# SUPPLIED DATA start

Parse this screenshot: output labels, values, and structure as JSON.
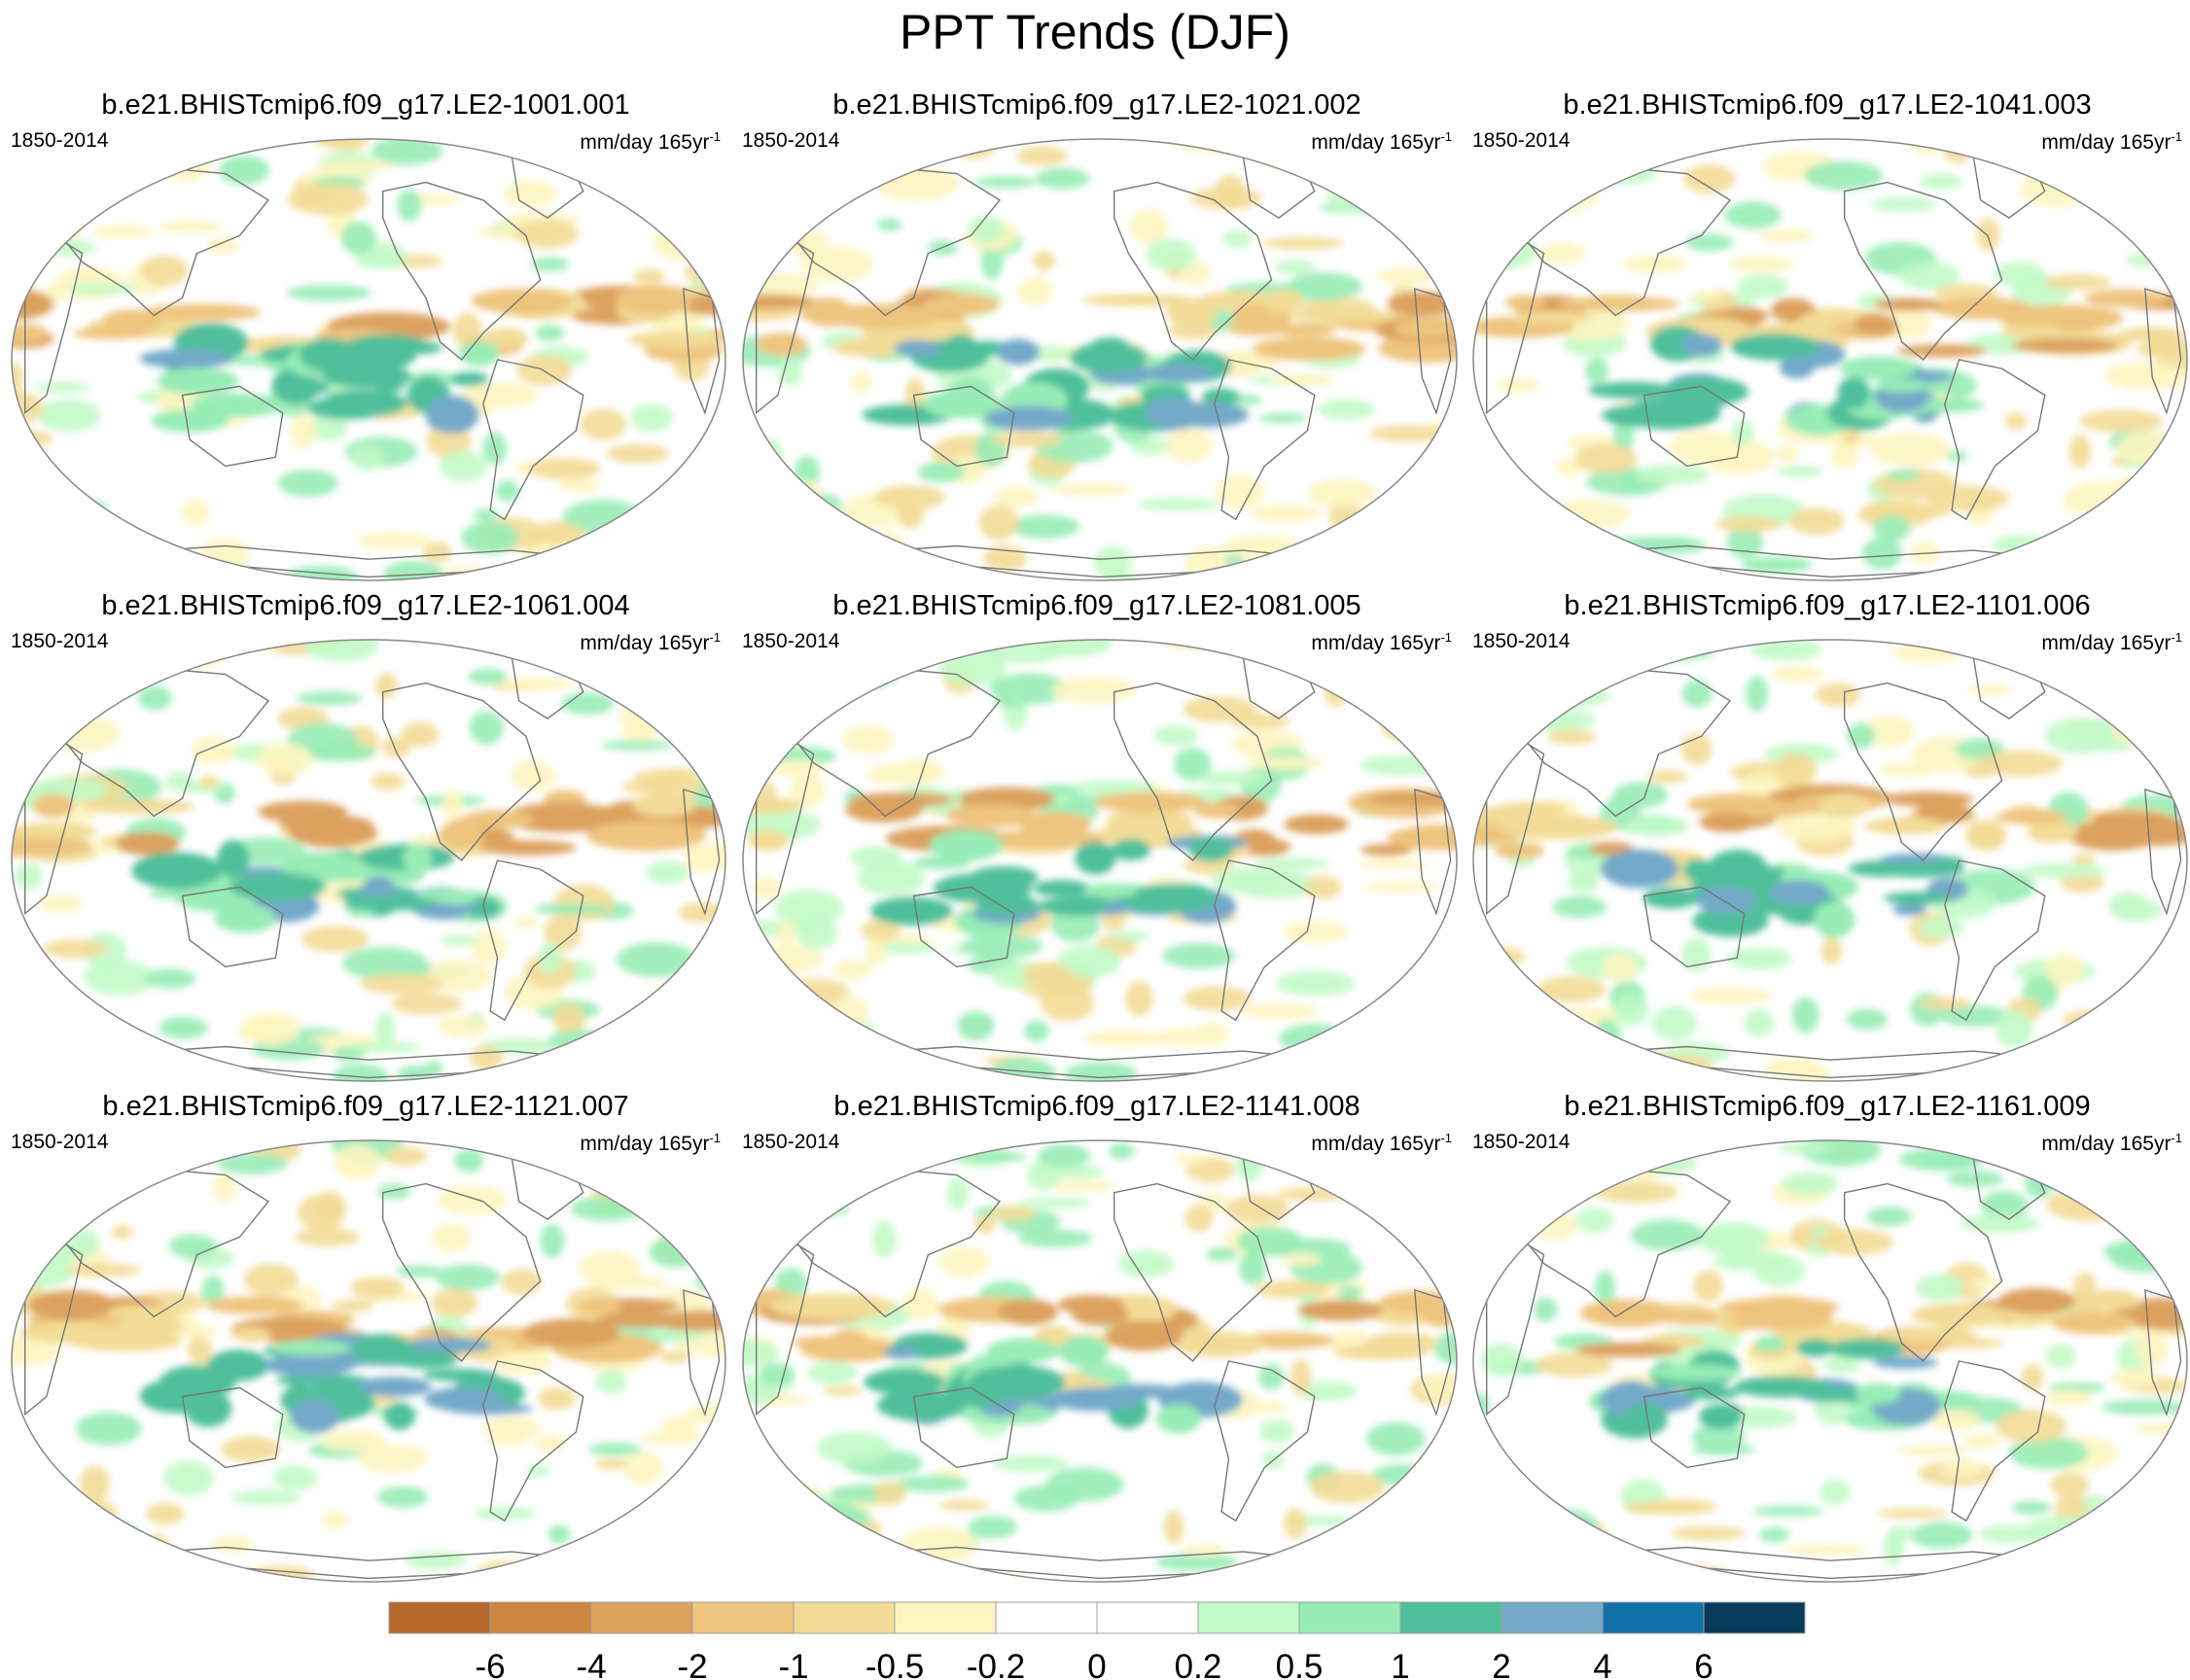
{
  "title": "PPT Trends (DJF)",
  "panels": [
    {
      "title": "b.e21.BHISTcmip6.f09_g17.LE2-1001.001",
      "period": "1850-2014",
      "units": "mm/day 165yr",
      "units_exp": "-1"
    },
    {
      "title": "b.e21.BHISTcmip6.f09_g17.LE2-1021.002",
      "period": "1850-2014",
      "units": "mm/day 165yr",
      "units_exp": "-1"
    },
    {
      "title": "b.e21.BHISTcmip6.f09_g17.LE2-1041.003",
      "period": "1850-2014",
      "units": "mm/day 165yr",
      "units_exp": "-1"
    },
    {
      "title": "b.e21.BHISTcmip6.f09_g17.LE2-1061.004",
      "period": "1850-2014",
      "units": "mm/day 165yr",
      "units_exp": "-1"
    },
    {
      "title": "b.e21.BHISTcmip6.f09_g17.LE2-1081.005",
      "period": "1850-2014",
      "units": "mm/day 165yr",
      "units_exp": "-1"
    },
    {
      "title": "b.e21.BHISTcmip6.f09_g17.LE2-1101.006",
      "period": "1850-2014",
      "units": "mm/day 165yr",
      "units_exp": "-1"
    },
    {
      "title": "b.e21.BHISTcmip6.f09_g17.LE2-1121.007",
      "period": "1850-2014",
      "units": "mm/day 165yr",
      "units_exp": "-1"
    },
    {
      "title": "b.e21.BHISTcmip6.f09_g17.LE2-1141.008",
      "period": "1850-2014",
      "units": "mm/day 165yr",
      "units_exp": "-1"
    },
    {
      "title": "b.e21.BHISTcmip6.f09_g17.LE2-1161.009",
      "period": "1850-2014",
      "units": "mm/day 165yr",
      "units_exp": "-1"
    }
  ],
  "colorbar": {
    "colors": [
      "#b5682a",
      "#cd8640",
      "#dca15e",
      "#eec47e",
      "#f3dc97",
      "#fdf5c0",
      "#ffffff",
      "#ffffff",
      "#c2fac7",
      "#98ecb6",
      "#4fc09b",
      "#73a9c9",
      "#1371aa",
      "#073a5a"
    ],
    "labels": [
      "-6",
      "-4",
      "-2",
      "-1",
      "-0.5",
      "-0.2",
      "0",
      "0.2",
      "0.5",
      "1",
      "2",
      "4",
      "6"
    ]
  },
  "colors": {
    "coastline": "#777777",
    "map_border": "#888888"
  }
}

# SUPPLIED DATA end

Copy each line of the records above that carries the word "labels".

Parse this screenshot: output labels, values, and structure as JSON.
    "labels": [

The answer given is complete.